» REQUIREMENT
Report how many lines of the records below include the word "推动着生产力的跃迁". Give nothing but the number.

◇ ◇ ◇ ◇

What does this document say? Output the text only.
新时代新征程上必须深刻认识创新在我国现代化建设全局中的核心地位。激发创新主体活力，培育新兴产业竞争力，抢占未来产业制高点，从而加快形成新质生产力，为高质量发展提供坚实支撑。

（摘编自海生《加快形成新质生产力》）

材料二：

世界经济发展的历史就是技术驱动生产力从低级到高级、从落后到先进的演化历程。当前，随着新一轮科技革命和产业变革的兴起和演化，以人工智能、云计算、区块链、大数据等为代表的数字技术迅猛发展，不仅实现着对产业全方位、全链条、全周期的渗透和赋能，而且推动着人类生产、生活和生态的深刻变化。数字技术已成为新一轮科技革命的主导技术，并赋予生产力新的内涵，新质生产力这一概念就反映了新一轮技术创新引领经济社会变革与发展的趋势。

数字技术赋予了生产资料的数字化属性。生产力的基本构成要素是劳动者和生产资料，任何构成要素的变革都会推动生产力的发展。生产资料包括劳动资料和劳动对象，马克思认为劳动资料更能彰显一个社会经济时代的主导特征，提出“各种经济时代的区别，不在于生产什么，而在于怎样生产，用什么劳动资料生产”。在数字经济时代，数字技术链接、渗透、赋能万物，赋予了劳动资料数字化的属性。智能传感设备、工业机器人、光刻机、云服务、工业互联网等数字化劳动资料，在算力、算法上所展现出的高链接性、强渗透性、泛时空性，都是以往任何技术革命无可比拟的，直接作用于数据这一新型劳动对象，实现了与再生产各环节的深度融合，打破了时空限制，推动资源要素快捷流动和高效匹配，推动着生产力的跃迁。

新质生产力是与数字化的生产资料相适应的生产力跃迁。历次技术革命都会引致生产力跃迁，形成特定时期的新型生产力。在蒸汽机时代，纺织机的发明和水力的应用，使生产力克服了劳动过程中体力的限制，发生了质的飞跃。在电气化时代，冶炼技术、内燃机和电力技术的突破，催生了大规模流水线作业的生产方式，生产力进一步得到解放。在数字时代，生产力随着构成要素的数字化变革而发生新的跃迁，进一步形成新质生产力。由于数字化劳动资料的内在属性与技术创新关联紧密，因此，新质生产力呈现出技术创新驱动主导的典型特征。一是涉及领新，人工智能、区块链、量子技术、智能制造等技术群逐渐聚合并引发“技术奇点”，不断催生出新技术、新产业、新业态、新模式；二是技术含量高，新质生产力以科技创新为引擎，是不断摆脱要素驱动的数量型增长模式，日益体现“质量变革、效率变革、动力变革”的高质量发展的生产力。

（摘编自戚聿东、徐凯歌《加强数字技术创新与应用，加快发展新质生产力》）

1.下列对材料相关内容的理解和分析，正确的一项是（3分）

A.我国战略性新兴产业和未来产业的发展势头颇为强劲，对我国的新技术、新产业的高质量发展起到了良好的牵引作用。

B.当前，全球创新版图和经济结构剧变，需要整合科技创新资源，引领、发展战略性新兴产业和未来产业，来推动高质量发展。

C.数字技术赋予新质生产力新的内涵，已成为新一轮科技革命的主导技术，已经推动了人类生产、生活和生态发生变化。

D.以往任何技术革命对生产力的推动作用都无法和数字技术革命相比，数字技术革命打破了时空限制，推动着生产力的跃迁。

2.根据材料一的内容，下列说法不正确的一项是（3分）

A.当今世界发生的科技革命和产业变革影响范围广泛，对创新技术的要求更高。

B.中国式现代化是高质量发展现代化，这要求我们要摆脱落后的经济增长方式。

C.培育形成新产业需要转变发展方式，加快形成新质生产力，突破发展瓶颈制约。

◇ ◇ ◇ ◇

» RESPONSE BELOW
2